### EXTRACT PROVIDED
--- start ---
ML With R (2): Regularized Linear Regression

Code in R for Coursera-ML and CMPUT466/551 in University of Alberta

This post refers to programming exercise 5 in Coursera-ML. All the code can be found in this repo.

setwd("~/Coding/R/CMPUT466/mlclass-ex5")
library(ggplot2)
library(R.matlab)
library(devtools)
source_url("https://raw.githubusercontent.com/ggrothendieck/gsubfn/master/R/list.R")

Regularized Linear Regression

Visualizing the dataset

Use a scatter plot to visualize the data.

data <- readMat("ex5data1.mat")
X <- data$X
y <- data$y
Xtest <- data$Xtest
ytest <- data$ytest
Xval <- data$Xval
yval <- data$yval
df <- data.frame(X=X, y=y)
ggplot(df, aes(X, y, col="Training data")) + geom_point(shape=I(4), size=I(3)) +
  labs(x="Change in water level (x)", y="Water flowing out of the damn (y)") +
  scale_color_manual(guide=FALSE, values=c("Red"))

Regularized linear regression cost function

Compute the cost function with a regularized term:

\[J(\theta)=\left(\sum_{i=1}^m(h_\theta(x^{(i)})-y^{(i)})^2\right)+\frac{\lambda}{2m}\left(\sum_{j=1}^n\theta_j^2\right)\]

where \(\lambda\) is a regularization parameter which controls the degree of regularization.

computeCost = function(theta, X, y, lambda) {
  m = length(y)
  n = length(theta)
  sum((X %*% theta - y)^2)/(2*m) + lambda/(2*m)*t(theta[2:n]) %*% theta[2:n]
}

myTheta <- c(1., 1.)
computeCost(myTheta, cbind(1, X), y, 1)

##          [,1]
## [1,] 303.9932

Regularized linear regression gradient

Compute gradient of the cost function with a regularized term:

computeGrad = function(theta, X, y, lambda) {
  m = length(y)
  n = length(theta)
  tmp <- theta
  tmp[1] = 0
  1./m*t(X) %*% (X %*% theta - y) + lambda/m*tmp
}

computeGrad(myTheta, cbind(1, X), y, 1)

##           [,1]
## [1,] -15.30302
## [2,] 598.25074

Fitting linear regression

Use the optim function to fit the linear regression and plot the fitted line.

trainLinearReg <- function(X, y, lambda, maxit) {
  n <- dim(X)[2]
  theta <- matrix(0, n, 1)
  res <- optim(theta, computeCost, computeGrad, X, y, lambda, method = "CG", control = list(maxit = maxit))
  res$par
}

lambda <- 0
theta <- trainLinearReg(cbind(1,X), y, lambda, 10000)

df$y.pred <- cbind(1, X) %*% theta
ggplot(df, aes(X, y, col="Training data")) + geom_point(shape=I(4), size=I(3)) +
  labs(x="Change in water level (x)", y="Water flowing out of the damn (y)", title="Linear Regression Fit") +
  geom_line(aes(X, y.pred, col="Regularized linear regression")) +
  scale_color_manual(guide=FALSE, values=c("Blue", "Red"))
--- end ---
### Element location listings
--- start ---
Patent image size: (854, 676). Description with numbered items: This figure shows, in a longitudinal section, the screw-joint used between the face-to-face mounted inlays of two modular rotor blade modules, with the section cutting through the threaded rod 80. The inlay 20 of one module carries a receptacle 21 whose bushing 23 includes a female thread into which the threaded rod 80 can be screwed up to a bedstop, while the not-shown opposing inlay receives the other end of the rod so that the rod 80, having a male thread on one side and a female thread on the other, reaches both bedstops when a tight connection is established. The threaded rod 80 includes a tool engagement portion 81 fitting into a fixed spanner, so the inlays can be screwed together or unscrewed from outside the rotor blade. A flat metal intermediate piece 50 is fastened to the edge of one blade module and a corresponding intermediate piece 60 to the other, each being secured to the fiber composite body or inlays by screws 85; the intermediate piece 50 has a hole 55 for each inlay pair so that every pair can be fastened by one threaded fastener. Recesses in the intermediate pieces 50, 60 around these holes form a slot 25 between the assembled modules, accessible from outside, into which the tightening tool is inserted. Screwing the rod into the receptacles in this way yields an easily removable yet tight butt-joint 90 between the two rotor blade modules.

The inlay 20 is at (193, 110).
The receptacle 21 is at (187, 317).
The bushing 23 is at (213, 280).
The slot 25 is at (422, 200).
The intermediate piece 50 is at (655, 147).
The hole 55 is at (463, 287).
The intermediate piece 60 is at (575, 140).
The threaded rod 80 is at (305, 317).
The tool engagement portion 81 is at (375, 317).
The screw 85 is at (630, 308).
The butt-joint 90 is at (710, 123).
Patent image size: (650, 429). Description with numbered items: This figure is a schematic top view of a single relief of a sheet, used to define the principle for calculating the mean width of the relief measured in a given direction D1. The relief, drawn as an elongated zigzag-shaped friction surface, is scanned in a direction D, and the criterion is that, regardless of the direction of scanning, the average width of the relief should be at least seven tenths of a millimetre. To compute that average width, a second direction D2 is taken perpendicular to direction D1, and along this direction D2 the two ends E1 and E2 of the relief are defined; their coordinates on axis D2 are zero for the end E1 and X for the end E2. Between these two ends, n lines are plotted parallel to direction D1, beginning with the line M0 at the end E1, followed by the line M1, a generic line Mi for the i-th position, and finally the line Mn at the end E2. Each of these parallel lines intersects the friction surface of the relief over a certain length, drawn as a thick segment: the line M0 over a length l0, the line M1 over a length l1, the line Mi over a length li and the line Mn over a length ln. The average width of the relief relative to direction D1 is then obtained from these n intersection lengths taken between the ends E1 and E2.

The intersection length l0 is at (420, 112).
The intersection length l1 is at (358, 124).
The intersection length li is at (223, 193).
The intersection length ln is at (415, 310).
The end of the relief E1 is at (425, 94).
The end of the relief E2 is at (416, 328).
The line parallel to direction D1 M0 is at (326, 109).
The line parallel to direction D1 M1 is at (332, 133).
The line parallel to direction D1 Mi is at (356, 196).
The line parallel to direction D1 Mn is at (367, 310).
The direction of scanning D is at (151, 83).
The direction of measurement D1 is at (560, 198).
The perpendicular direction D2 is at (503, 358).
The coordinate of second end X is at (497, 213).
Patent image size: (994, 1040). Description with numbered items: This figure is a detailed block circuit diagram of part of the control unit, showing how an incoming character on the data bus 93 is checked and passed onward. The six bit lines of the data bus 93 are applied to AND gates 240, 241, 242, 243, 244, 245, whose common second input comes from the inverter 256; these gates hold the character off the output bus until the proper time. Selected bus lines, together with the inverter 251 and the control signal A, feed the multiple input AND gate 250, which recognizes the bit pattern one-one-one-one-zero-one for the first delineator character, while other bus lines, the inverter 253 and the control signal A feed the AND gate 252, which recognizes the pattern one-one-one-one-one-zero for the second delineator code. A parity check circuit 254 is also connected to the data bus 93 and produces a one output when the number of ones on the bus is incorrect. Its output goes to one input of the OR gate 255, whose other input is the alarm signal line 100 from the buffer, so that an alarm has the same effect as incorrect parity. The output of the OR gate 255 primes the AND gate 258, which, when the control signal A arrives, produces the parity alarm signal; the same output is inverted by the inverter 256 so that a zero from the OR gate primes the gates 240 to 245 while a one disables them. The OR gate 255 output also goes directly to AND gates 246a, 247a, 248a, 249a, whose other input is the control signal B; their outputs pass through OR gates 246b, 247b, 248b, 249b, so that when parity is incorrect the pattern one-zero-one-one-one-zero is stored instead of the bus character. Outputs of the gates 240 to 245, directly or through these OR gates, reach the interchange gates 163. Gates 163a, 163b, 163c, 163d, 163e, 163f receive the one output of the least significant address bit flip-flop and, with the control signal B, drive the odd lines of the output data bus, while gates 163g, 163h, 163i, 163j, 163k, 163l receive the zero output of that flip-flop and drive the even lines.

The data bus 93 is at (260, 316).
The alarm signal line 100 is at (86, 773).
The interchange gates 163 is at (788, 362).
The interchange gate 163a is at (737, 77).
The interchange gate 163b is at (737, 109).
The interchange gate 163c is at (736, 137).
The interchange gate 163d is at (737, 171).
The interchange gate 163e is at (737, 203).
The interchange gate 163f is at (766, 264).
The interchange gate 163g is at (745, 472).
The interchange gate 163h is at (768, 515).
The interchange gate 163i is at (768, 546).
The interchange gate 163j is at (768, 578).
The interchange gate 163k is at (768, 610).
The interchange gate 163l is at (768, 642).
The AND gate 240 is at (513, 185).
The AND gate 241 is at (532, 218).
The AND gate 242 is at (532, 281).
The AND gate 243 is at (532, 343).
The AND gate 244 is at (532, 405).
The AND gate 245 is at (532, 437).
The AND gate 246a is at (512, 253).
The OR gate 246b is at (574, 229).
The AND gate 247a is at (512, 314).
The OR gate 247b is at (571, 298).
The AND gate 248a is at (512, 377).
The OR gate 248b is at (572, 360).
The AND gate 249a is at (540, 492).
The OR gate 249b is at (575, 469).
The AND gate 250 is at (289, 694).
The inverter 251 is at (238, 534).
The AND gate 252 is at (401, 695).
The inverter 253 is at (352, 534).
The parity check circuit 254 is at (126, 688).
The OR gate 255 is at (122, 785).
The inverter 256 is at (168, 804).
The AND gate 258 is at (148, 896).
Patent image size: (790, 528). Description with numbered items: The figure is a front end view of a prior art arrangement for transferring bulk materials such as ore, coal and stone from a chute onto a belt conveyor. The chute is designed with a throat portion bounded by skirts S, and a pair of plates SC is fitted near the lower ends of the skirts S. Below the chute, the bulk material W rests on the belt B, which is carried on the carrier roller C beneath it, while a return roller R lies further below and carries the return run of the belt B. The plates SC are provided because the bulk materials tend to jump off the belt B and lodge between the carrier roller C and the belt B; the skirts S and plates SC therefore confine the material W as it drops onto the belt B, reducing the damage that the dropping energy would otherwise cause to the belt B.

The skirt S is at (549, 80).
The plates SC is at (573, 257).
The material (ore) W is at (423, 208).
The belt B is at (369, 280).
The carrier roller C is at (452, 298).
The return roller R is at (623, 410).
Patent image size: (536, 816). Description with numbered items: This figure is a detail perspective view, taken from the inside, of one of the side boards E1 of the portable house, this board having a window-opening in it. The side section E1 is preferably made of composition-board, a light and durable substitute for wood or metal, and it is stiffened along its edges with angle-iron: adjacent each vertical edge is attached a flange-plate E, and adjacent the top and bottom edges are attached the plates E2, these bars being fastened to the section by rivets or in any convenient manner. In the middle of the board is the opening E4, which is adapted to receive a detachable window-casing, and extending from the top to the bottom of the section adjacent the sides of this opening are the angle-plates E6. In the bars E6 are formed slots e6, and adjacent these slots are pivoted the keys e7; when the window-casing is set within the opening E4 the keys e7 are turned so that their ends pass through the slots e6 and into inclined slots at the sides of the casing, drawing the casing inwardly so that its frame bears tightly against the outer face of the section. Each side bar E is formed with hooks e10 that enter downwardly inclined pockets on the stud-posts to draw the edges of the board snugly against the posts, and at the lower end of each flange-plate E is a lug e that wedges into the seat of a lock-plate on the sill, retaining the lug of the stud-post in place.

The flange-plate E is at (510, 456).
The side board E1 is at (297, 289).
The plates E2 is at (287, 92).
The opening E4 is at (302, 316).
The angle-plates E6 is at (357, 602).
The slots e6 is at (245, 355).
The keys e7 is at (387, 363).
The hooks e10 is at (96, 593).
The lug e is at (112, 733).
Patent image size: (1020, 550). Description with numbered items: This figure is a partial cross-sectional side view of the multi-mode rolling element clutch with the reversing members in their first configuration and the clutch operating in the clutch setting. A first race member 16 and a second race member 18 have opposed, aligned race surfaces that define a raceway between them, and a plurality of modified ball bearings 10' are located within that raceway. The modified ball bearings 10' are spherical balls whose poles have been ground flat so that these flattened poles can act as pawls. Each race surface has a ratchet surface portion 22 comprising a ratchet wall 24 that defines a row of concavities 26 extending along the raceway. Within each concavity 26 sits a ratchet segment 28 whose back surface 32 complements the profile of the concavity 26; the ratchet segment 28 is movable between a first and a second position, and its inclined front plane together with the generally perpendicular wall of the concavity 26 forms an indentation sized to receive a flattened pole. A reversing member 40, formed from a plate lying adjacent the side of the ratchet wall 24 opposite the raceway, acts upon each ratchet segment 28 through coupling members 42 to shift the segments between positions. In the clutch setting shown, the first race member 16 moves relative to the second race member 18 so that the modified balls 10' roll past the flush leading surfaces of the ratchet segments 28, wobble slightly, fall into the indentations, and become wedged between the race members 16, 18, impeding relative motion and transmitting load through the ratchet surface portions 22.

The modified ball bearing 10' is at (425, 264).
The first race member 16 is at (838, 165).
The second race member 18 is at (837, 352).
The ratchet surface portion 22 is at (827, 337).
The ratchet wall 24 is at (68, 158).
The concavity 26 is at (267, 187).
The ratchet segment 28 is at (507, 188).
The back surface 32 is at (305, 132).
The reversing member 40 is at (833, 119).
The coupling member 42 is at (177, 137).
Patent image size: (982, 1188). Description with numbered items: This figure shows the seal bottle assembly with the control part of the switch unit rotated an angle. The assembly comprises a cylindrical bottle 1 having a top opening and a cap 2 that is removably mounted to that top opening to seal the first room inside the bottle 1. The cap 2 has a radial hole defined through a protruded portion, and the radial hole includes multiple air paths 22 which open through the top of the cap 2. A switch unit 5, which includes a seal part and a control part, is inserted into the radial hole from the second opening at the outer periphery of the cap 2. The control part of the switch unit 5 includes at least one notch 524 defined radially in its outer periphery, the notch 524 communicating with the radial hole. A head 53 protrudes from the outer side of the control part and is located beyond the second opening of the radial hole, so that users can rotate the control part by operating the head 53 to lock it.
--- end ---
### EXERCISE TASKS
1. In the R regression post, which Coursera-ML programming exercise is covered?
2. Print everything in the R regression post from "Code in R for" down to "in this repo.".
3. Continue the R regression post from its last line onward.
The records have nothing to do with the R regression post.

### ANSWERS TO THE TASKS
1. Programming exercise 5.

2.
Code in R for Coursera-ML and CMPUT466/551 in University of Alberta

This post refers to programming exercise 5 in Coursera-ML. All the code can be found in this repo.

3.
Bias-variance

Learning curves

Learning curves are useful in debugging learning algorithms which plot training and validation error as a function of training set size.

learningCurve <- function(X, y, X_val, y_val, lambda, maxit) {
  m = length(y)
  error.train = matrix(0, m, 1)
  error.valid = matrix(0, m, 1)
  for(i in 1:m) {
    theta <- trainLinearReg(X[1:i,,drop=FALSE], y[1:i], lambda, maxit)
    error.train[i] = computeCost(theta, X[1:i,], y[1:i], 0)
    error.valid[i] = computeCost(theta, X_val, y_val, 0)
  }
  list(error.train=error.train, error.valid=error.valid)
}
list[error.train, error.valid] <- learningCurve(cbind(1, X), y, cbind(1, Xval), yval, lambda, 10000)

m = length(y)
df_lc <- data.frame(x=1:m, error.train=error.train, error.valid=error.valid)
ggplot(df_lc, aes(x)) + geom_line(aes(y=error.train, col="training error")) +
  geom_line(aes(y=error.valid, col="validation error")) +
  labs(x="Number of training examples", y="Error", title="Learning curve for linear regression") +
  scale_color_discrete(name="")

Polynomial regression

For polynomial regression, our hypothesis has the form:

\[h_\theta(x) = \theta_0+\theta_1 x + \theta_2 x^2 + \dots + \theta_p x^p\]

Learning Polynomial Regression

Even though we have polynomial terms in our feature vector, we are still solving a linear regression optimization problem. The polynomial terms have simply turned into features that we can use for linear regression. As a result, we can use the function written before.

polyFeatures = function(X, p) {
  X_poly = matrix(0, length(X), p)
  for(i in 1:p)
    X_poly[,i] = X^i
  X_poly
}

p <- 8
X_poly <- polyFeatures(X, p)
X_poly <- scale(X_poly)
mu <- attr(X_poly, "scaled:center") 
sigma <- attr(X_poly, "scaled:scale")
X_poly <- cbind(1, X_poly)

X_poly_test <- polyFeatures(Xtest, p)
X_poly_test <- sweep(X_poly_test, 2, mu)
X_poly_test <- sweep(X_poly_test, 2, sigma, "/")
X_poly_test <- cbind(1, X_poly_test)

X_poly_val <- polyFeatures(Xval, p)
X_poly_val <- sweep(X_poly_val, 2, mu)
X_poly_val <- sweep(X_poly_val, 2, sigma, "/")
X_poly_val <- cbind(1, X_poly_val)

lambda <- 0
n = dim(X_poly)[2]
theta <- trainLinearReg(X_poly, y, lambda, 200)

idx <- seq(min(X)-15, max(X)+15, length.out=100)
X_poly_fit <- polyFeatures(idx, p)
X_poly_fit <- sweep(X_poly_fit, 2, mu)
X_poly_fit <- sweep(X_poly_fit, 2, sigma, "/")
X_poly_fit <- cbind(1, X_poly_fit)
df_fit <- data.frame(x=idx,y=X_poly_fit %*% theta)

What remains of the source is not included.